→ **EXERCISE**
Please transcribe the data that follows without the pictures, keeping every word the same.

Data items
-- START --

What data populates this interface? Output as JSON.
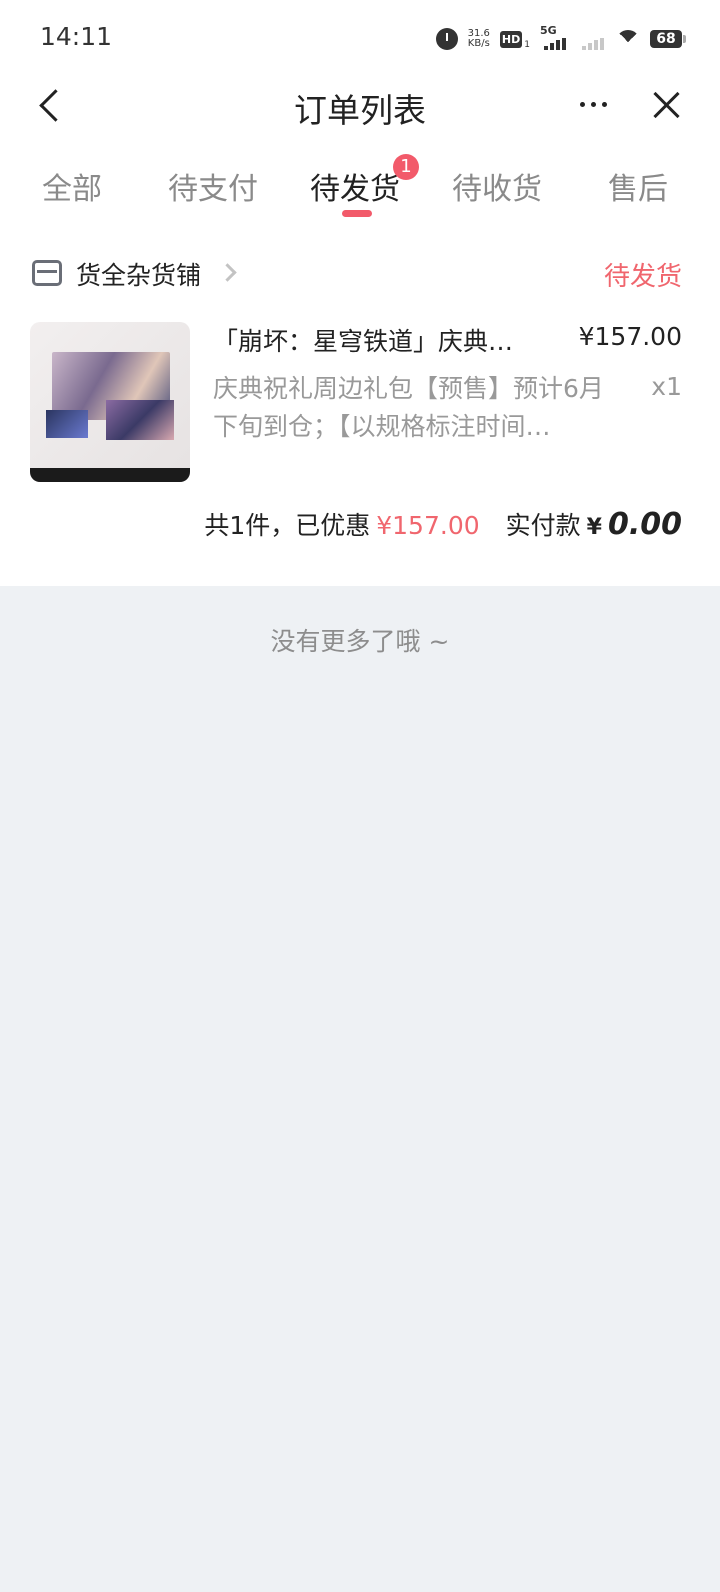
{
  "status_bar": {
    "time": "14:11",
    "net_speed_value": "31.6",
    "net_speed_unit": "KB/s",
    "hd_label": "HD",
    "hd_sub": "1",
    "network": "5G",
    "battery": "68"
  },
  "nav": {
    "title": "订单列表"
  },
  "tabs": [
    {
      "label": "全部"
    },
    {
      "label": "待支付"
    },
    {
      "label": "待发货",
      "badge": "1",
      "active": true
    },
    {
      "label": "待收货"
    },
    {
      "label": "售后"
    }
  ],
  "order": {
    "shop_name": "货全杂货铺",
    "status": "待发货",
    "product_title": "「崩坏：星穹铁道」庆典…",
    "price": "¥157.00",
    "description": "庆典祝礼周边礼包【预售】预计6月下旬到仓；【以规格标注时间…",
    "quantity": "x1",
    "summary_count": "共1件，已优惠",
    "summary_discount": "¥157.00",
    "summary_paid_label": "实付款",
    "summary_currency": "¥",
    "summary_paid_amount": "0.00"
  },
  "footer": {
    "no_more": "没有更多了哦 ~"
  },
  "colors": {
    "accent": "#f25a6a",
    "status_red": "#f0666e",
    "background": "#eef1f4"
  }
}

-- END --

→ **SOLUTION**
What data populates this interface? Output as JSON.
{
  "status_bar": {
    "time": "14:11",
    "net_speed_value": "31.6",
    "net_speed_unit": "KB/s",
    "hd_label": "HD",
    "hd_sub": "1",
    "network": "5G",
    "battery": "68"
  },
  "nav": {
    "title": "订单列表"
  },
  "tabs": [
    {
      "label": "全部"
    },
    {
      "label": "待支付"
    },
    {
      "label": "待发货",
      "badge": "1",
      "active": true
    },
    {
      "label": "待收货"
    },
    {
      "label": "售后"
    }
  ],
  "order": {
    "shop_name": "货全杂货铺",
    "status": "待发货",
    "product_title": "「崩坏：星穹铁道」庆典…",
    "price": "¥157.00",
    "description": "庆典祝礼周边礼包【预售】预计6月下旬到仓；【以规格标注时间…",
    "quantity": "x1",
    "summary_count": "共1件，已优惠",
    "summary_discount": "¥157.00",
    "summary_paid_label": "实付款",
    "summary_currency": "¥",
    "summary_paid_amount": "0.00"
  },
  "footer": {
    "no_more": "没有更多了哦 ~"
  },
  "colors": {
    "accent": "#f25a6a",
    "status_red": "#f0666e",
    "background": "#eef1f4"
  }
}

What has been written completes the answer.